> **WHAT IS NEEDED**
In the article on the MEGA-BIO project, what is the most the Department of Energy will award the fourth project?

> **TEXT SHOWN**
## begin

Make Energy Great Again, via BIOmass: The DOE’s MEGA-BIO project expands

August 10, 2017 |

This week, the U.S. Department of Energy revealed that it will award a fourth project—up to $1.8 million—under the MEGA-BIO: Bioproducts to Enable Biofuels Funding Opportunity.

That is, they call it MEGA-BIO, like a vitamin. We call it Make Energy Great Again, via BIOmass.

The Side by Side theory

In it’s essence, it’s the Side-by-Side Theory. Long ago, the DOE shifted from a “biofuels and nothing else” focus to integrated biorefineries that can compete “across the whole barrel” with petroleum — recognizing that while chemicals make up a small fraction of the products that come out of a barrel of oil, they represent half the profits. Consider it this way, chemicals subsidize fuels. .

And for small biorefineries and for early-stage ventures, the path across the Valley of Death is the small-market, high-value, high-margin first product. First you make the 100K+ Tesla Model S — then you move on towards the mass-market with the $35-$60K Model 3.

## end

> **DATA EXTRACT**

## begin

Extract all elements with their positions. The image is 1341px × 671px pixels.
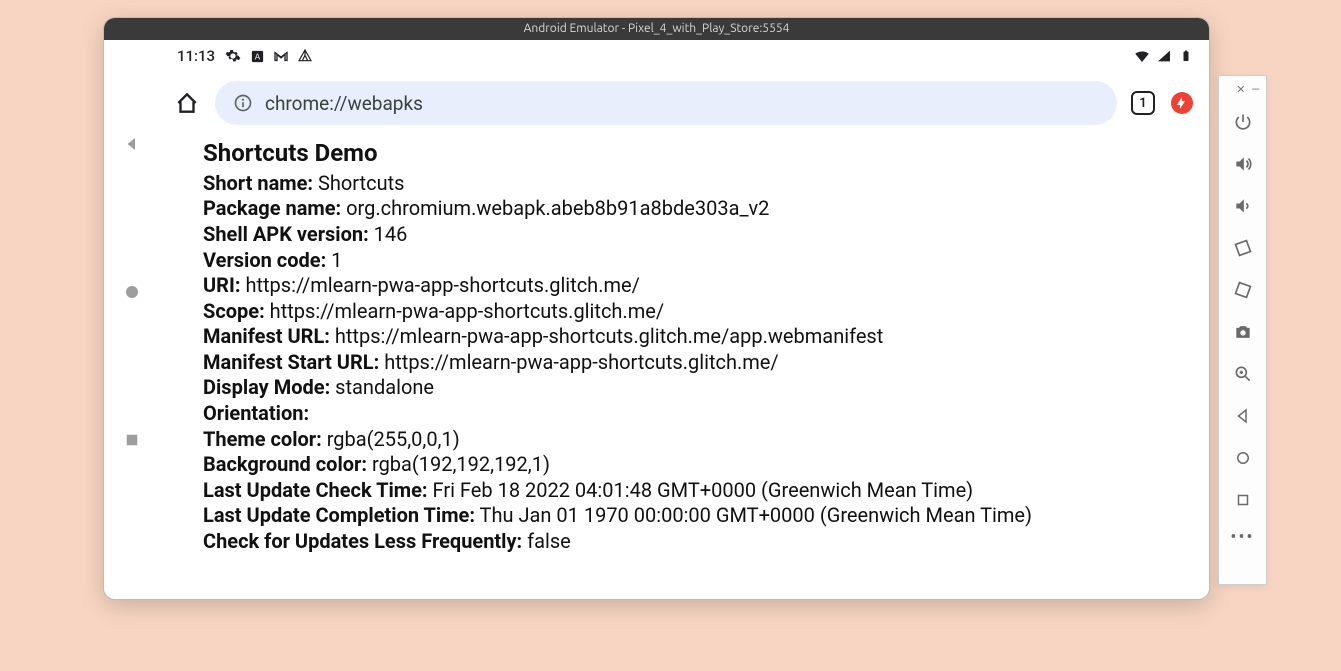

## end
## begin

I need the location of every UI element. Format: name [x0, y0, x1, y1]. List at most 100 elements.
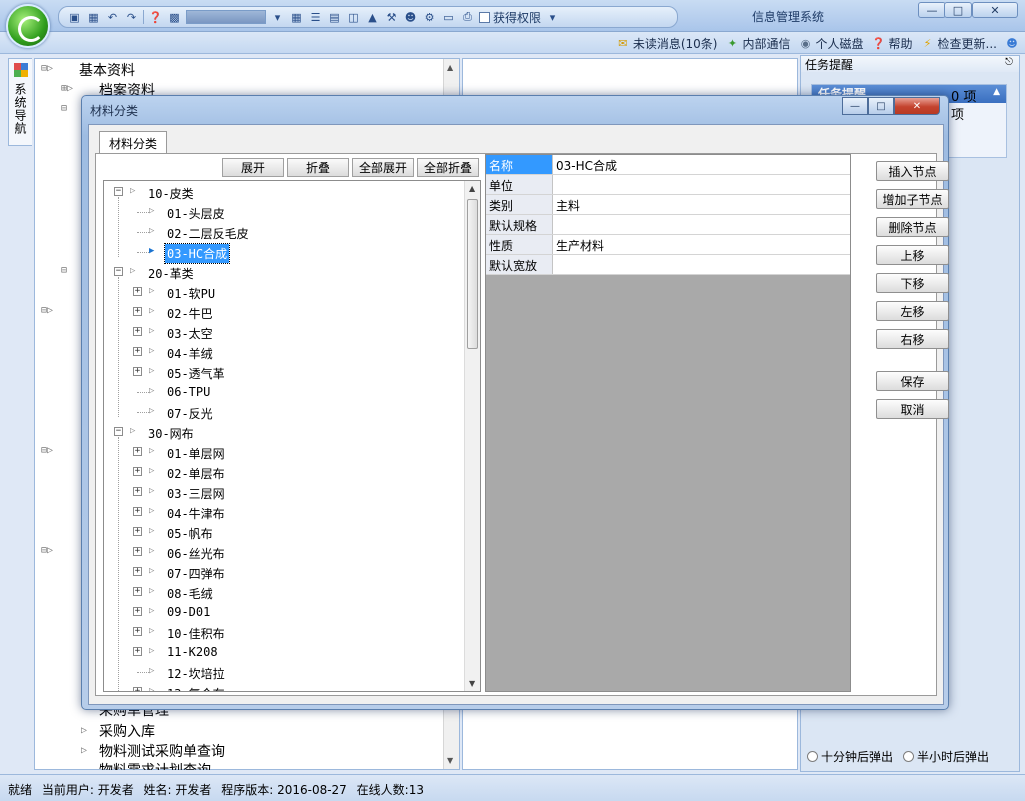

## end

> **RESPONSE TO THE EXERCISE**
Up to $1.8 million.